- Set exercise:
Leave out the pictures and copy the remaining records exactly.
▬▬▬▬▬▬
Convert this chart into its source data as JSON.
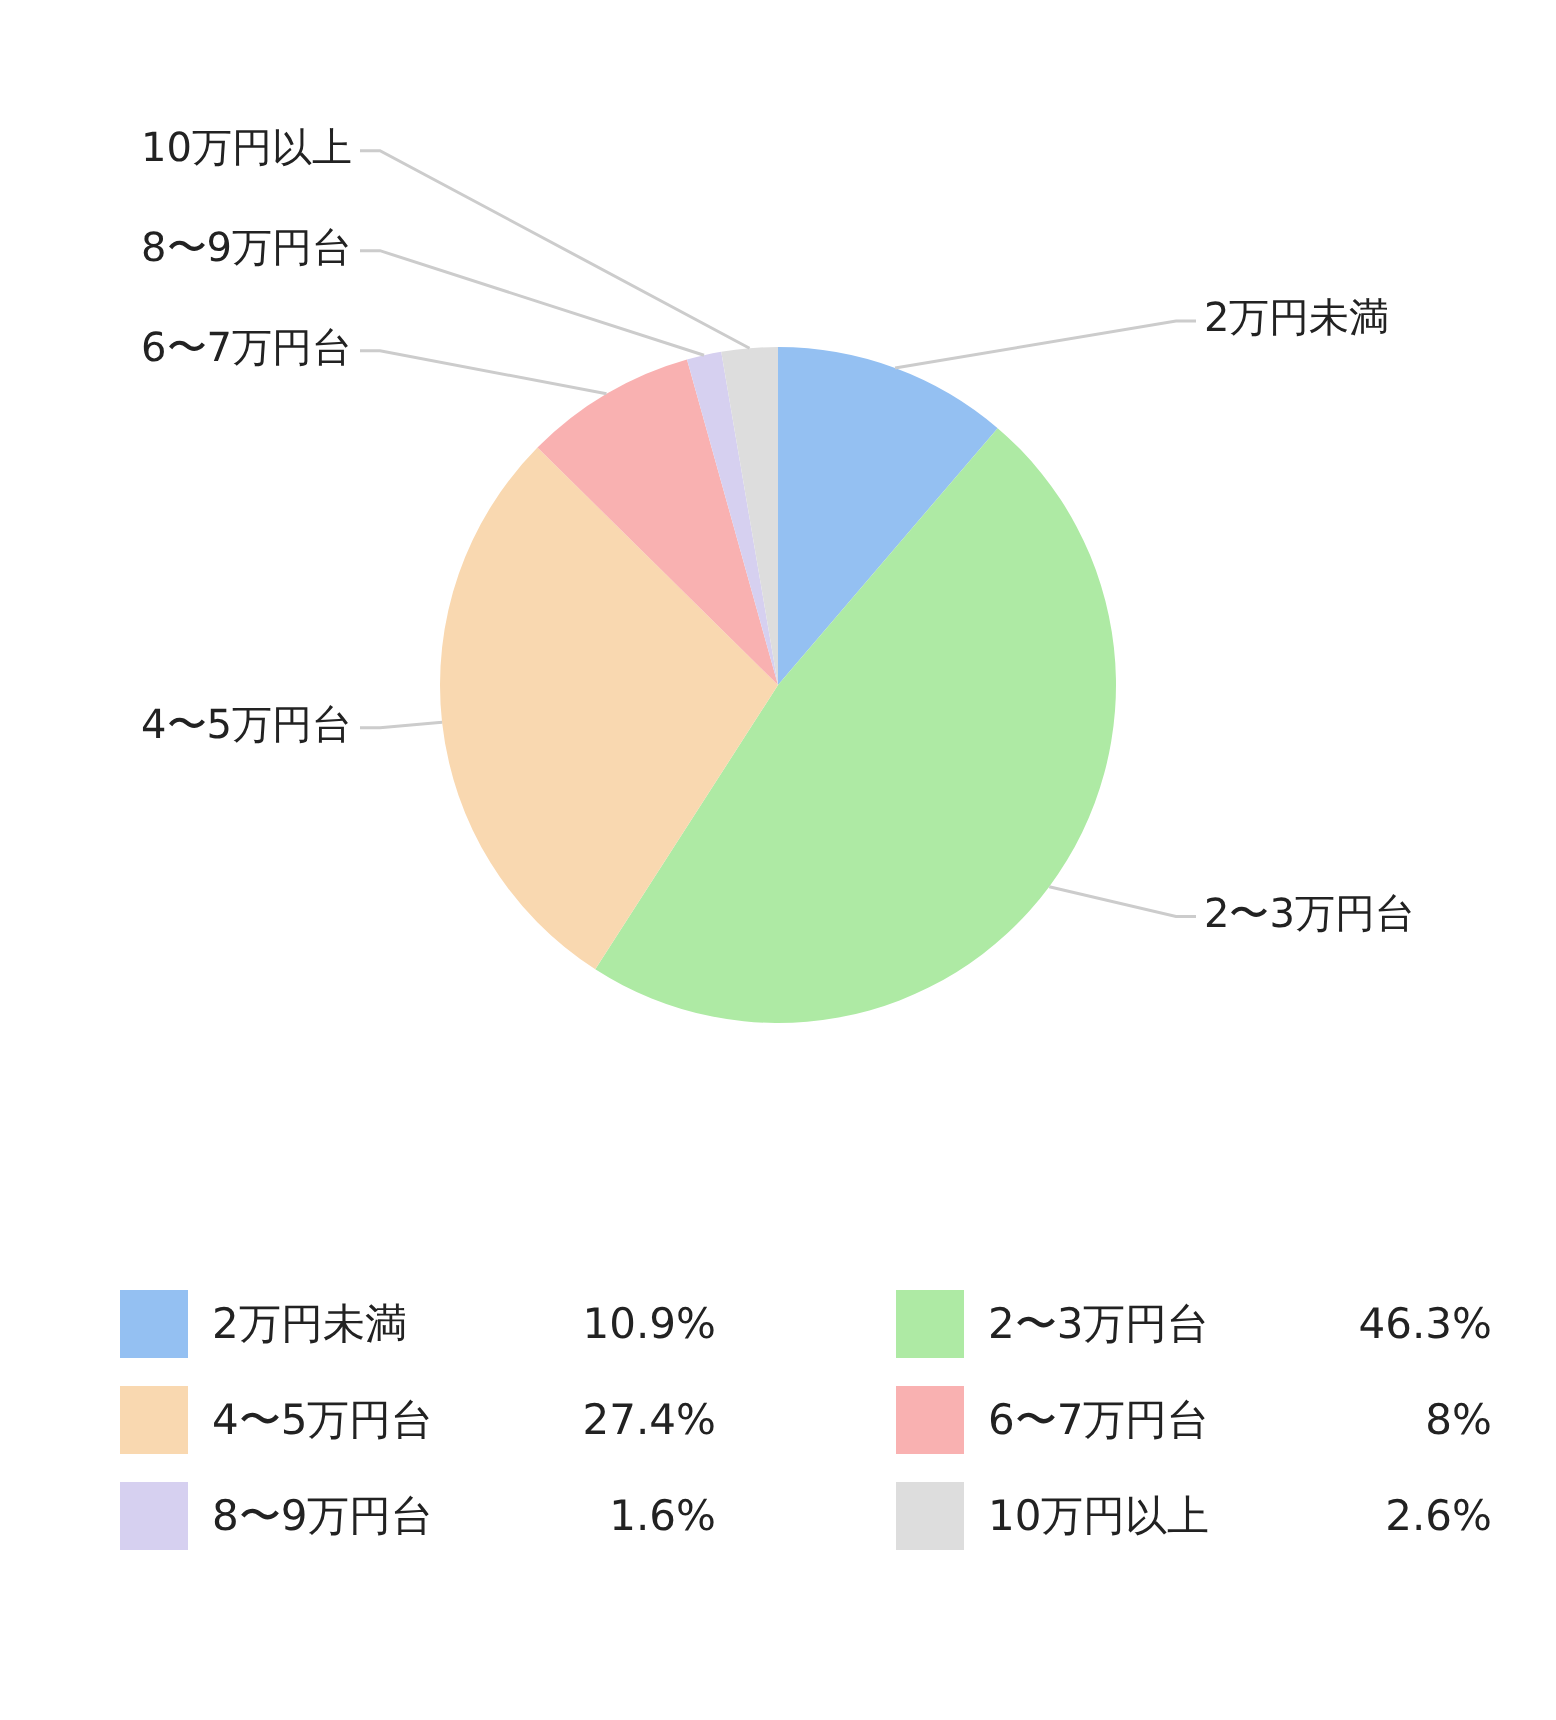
{
  "chart_data": {
    "type": "pie",
    "categories": [
      "2万円未満",
      "2〜3万円台",
      "4〜5万円台",
      "6〜7万円台",
      "8〜9万円台",
      "10万円以上"
    ],
    "values": [
      10.9,
      46.3,
      27.4,
      8,
      1.6,
      2.6
    ],
    "value_labels": [
      "10.9%",
      "46.3%",
      "27.4%",
      "8%",
      "1.6%",
      "2.6%"
    ],
    "colors": [
      "#94c0f2",
      "#aeeaa4",
      "#f9d8b0",
      "#f9b1b1",
      "#d6d0f0",
      "#dddddd"
    ],
    "legend": "bottom"
  }
}
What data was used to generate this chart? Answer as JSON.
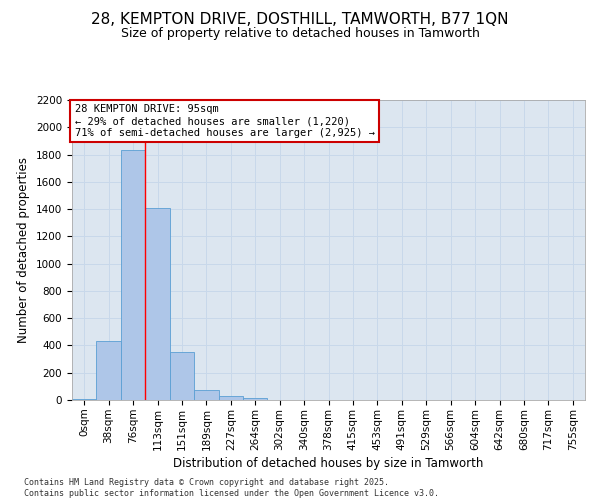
{
  "title_line1": "28, KEMPTON DRIVE, DOSTHILL, TAMWORTH, B77 1QN",
  "title_line2": "Size of property relative to detached houses in Tamworth",
  "xlabel": "Distribution of detached houses by size in Tamworth",
  "ylabel": "Number of detached properties",
  "categories": [
    "0sqm",
    "38sqm",
    "76sqm",
    "113sqm",
    "151sqm",
    "189sqm",
    "227sqm",
    "264sqm",
    "302sqm",
    "340sqm",
    "378sqm",
    "415sqm",
    "453sqm",
    "491sqm",
    "529sqm",
    "566sqm",
    "604sqm",
    "642sqm",
    "680sqm",
    "717sqm",
    "755sqm"
  ],
  "bar_heights": [
    10,
    430,
    1830,
    1410,
    355,
    75,
    30,
    15,
    0,
    0,
    0,
    0,
    0,
    0,
    0,
    0,
    0,
    0,
    0,
    0,
    0
  ],
  "bar_color": "#aec6e8",
  "bar_edge_color": "#5a9fd4",
  "grid_color": "#c8d8ea",
  "background_color": "#dce6f0",
  "annotation_text": "28 KEMPTON DRIVE: 95sqm\n← 29% of detached houses are smaller (1,220)\n71% of semi-detached houses are larger (2,925) →",
  "annotation_box_color": "#cc0000",
  "property_line_x": 2.5,
  "ylim": [
    0,
    2200
  ],
  "yticks": [
    0,
    200,
    400,
    600,
    800,
    1000,
    1200,
    1400,
    1600,
    1800,
    2000,
    2200
  ],
  "footer": "Contains HM Land Registry data © Crown copyright and database right 2025.\nContains public sector information licensed under the Open Government Licence v3.0.",
  "title_fontsize": 11,
  "subtitle_fontsize": 9,
  "axis_label_fontsize": 8.5,
  "tick_fontsize": 7.5,
  "annotation_fontsize": 7.5
}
▬▬▬▬▬▬
- In response:
Convert this chart into its source data as JSON.
{
  "chart_data": {
    "type": "pie",
    "categories": [
      "2万円未満",
      "2〜3万円台",
      "4〜5万円台",
      "6〜7万円台",
      "8〜9万円台",
      "10万円以上"
    ],
    "values": [
      10.9,
      46.3,
      27.4,
      8,
      1.6,
      2.6
    ],
    "value_labels": [
      "10.9%",
      "46.3%",
      "27.4%",
      "8%",
      "1.6%",
      "2.6%"
    ],
    "colors": [
      "#94c0f2",
      "#aeeaa4",
      "#f9d8b0",
      "#f9b1b1",
      "#d6d0f0",
      "#dddddd"
    ],
    "legend": "bottom"
  }
}
What data was used to generate this chart? Answer as JSON.
{
  "title_line1": "28, KEMPTON DRIVE, DOSTHILL, TAMWORTH, B77 1QN",
  "title_line2": "Size of property relative to detached houses in Tamworth",
  "xlabel": "Distribution of detached houses by size in Tamworth",
  "ylabel": "Number of detached properties",
  "categories": [
    "0sqm",
    "38sqm",
    "76sqm",
    "113sqm",
    "151sqm",
    "189sqm",
    "227sqm",
    "264sqm",
    "302sqm",
    "340sqm",
    "378sqm",
    "415sqm",
    "453sqm",
    "491sqm",
    "529sqm",
    "566sqm",
    "604sqm",
    "642sqm",
    "680sqm",
    "717sqm",
    "755sqm"
  ],
  "bar_heights": [
    10,
    430,
    1830,
    1410,
    355,
    75,
    30,
    15,
    0,
    0,
    0,
    0,
    0,
    0,
    0,
    0,
    0,
    0,
    0,
    0,
    0
  ],
  "bar_color": "#aec6e8",
  "bar_edge_color": "#5a9fd4",
  "grid_color": "#c8d8ea",
  "background_color": "#dce6f0",
  "annotation_text": "28 KEMPTON DRIVE: 95sqm\n← 29% of detached houses are smaller (1,220)\n71% of semi-detached houses are larger (2,925) →",
  "annotation_box_color": "#cc0000",
  "property_line_x": 2.5,
  "ylim": [
    0,
    2200
  ],
  "yticks": [
    0,
    200,
    400,
    600,
    800,
    1000,
    1200,
    1400,
    1600,
    1800,
    2000,
    2200
  ],
  "footer": "Contains HM Land Registry data © Crown copyright and database right 2025.\nContains public sector information licensed under the Open Government Licence v3.0.",
  "title_fontsize": 11,
  "subtitle_fontsize": 9,
  "axis_label_fontsize": 8.5,
  "tick_fontsize": 7.5,
  "annotation_fontsize": 7.5
}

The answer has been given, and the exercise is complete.